======== TASK INPUTS
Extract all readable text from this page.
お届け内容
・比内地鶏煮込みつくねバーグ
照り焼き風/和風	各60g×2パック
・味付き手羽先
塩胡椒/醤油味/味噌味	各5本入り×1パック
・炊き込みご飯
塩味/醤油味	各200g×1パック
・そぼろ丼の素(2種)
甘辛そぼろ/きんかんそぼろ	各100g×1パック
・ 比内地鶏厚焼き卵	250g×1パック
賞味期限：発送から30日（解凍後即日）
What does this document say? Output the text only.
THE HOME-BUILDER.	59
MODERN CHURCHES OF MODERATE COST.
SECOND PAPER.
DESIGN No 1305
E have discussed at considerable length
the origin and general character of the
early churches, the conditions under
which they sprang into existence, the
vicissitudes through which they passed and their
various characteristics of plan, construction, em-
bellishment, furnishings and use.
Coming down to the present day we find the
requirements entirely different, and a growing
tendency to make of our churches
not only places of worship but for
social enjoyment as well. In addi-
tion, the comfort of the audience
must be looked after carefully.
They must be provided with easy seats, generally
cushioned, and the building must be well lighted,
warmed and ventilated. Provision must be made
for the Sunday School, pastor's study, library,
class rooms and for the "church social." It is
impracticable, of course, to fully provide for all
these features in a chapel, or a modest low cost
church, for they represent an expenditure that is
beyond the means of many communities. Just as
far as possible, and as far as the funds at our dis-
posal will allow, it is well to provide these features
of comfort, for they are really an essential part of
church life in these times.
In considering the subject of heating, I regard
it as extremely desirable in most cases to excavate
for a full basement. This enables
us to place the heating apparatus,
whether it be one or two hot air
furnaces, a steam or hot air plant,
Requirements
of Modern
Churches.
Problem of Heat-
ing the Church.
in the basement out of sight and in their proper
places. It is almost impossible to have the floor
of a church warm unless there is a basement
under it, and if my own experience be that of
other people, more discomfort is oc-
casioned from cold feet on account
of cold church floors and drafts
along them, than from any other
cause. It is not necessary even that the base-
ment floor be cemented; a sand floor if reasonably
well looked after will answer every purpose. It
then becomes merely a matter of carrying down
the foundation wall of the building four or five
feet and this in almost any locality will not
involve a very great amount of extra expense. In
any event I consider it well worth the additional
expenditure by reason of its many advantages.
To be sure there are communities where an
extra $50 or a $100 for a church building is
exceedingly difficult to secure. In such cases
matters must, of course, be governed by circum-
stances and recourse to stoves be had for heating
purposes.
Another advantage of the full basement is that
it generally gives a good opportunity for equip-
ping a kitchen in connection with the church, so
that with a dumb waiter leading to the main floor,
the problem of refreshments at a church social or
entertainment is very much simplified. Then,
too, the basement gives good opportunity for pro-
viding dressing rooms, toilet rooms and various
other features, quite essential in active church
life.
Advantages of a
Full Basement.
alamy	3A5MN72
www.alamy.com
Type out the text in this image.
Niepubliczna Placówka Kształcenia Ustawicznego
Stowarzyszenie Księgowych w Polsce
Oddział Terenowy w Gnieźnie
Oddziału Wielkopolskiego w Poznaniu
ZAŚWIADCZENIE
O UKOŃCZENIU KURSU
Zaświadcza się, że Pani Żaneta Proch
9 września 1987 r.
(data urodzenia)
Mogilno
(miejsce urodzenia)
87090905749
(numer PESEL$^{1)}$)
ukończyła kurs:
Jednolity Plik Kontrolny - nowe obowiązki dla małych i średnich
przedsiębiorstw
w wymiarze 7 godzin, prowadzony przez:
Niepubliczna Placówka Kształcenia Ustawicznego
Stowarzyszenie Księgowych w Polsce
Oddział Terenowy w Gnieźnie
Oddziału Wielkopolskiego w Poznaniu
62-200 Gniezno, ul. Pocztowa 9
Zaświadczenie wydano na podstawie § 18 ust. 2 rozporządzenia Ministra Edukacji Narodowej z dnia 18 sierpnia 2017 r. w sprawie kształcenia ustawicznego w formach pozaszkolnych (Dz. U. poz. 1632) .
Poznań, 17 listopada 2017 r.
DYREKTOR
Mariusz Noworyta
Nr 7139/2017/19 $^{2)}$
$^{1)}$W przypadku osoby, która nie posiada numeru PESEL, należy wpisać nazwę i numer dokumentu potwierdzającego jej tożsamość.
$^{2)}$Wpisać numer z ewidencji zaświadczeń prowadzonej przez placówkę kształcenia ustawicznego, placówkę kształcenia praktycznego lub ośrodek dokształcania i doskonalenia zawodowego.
================
* [WORK TO BE COMPLETED]: Which lines include "various"? Copy each of them out.

* [RESULT OF THIS EXERCISE]:
various characteristics of plan, construction, em-
viding dressing rooms, toilet rooms and various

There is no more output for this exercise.